暖かくなれば ほっといても治るよ と助言してくれる友人の言葉に 半分望みをかけて、もう半分は、やっぱり ちゃんとした治療をしたい気持ちで、週3日の通院が はや3ヵ月になりました。
ちょっとずつ良くはなっていますが、すかっとは いきません。


リハビリは初めてなのですが、ぼくなんか 療養士さんに申し訳ないくらい 軽い症状の患者です。
ここでは、普通に生活している分には 当たり前のことが、とても高い目標なんです。

歩くこと、座ったり立ったりすること、寝起きすること、床に落ちたものを拾うこと…
何気なく振舞っていたことが すごいことなんだと、療養士さんたちと患者さんたちとの ‘格闘’を、見ない振りして見ながら、痛感します。


リハビリテーション病院で、もうひとつ、ずしんときたことがあります。
当たり前のことなんですが、ぼくには新鮮な驚きでした。

これまで、病気や怪我は、お医者さんがなおしてくれるものと 思っていました。
病気や怪我は、自分が直すものなんだと、鮮明に意識できたのです。
バカみたいですが、ぼくには 大きな ‘悟り’です。

お医者さんに診てもらうとき、お医者さんと話せるのは、せいぜい5分くらいでしょう。
でも、療養士さんは、毎回20分以上かけて 看てくれるので、自然に親しく話ができます。

§

課題:
リハビリ通院の文章を、最後の文の後から続けて書いてください。 この後に続く行は、リハビリ通院の文章とは別の資料です。

§

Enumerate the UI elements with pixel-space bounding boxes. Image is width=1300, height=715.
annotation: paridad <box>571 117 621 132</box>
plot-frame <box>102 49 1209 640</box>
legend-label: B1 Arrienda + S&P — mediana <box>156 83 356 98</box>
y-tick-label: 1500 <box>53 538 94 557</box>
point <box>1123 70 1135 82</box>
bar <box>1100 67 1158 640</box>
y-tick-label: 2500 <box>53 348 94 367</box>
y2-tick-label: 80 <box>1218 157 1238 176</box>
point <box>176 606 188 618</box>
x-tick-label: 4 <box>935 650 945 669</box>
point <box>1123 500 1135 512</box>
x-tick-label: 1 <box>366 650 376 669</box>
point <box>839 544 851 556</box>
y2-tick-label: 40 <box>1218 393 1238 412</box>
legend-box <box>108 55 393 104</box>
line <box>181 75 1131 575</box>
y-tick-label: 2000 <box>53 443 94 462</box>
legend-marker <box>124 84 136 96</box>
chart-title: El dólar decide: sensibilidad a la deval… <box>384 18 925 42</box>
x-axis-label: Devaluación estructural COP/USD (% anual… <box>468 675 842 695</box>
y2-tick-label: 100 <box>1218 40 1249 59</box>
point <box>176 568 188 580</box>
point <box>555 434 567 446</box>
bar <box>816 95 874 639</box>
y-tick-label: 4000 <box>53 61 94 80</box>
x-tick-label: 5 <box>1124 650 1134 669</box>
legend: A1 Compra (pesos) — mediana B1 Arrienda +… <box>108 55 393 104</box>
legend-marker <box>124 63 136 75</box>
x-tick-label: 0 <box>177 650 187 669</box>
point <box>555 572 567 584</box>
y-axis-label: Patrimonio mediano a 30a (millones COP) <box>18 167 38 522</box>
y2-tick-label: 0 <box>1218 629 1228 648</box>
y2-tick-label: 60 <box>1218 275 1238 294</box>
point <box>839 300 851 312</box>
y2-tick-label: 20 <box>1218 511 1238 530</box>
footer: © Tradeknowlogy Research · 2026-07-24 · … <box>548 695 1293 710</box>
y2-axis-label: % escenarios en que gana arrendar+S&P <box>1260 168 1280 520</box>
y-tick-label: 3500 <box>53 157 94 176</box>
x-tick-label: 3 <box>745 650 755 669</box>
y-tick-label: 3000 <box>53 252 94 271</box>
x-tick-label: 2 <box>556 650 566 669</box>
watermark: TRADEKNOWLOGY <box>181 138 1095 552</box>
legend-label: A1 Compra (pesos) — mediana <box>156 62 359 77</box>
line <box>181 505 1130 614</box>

§

解答:
いま通っている病院では、ずーっと同じ療養士さんが看てくれるので、気心が通えるのです。
ここの療養士さんたちは、みんな若い。
そして、親切です。
三分の一くらいが、男性の療養士さん。
療養士さんたちは、いやな顔ひとつせず 患者さんたちの話に付き合ってくれています。
リハビリそのものが もちろん第一ですが、患者さんたちは、こういう他愛ない会話に ささやかなよろこびを見つけているに違いありません。

桜が散りだしましたね、と、担当の療養士さんに話しかけます。
どこかお花見にいかれましたか、と、療養士さん…
20分が、あっという間に過ぎていきます。


完全にもとには戻らないでしょうが、自分の体なんだから、最善を尽くすのは 当たり前です。
それが、いっしょうけんめい看てくれている療養士さんに対する 最高の礼儀にもなる、いま そんな気持ちです。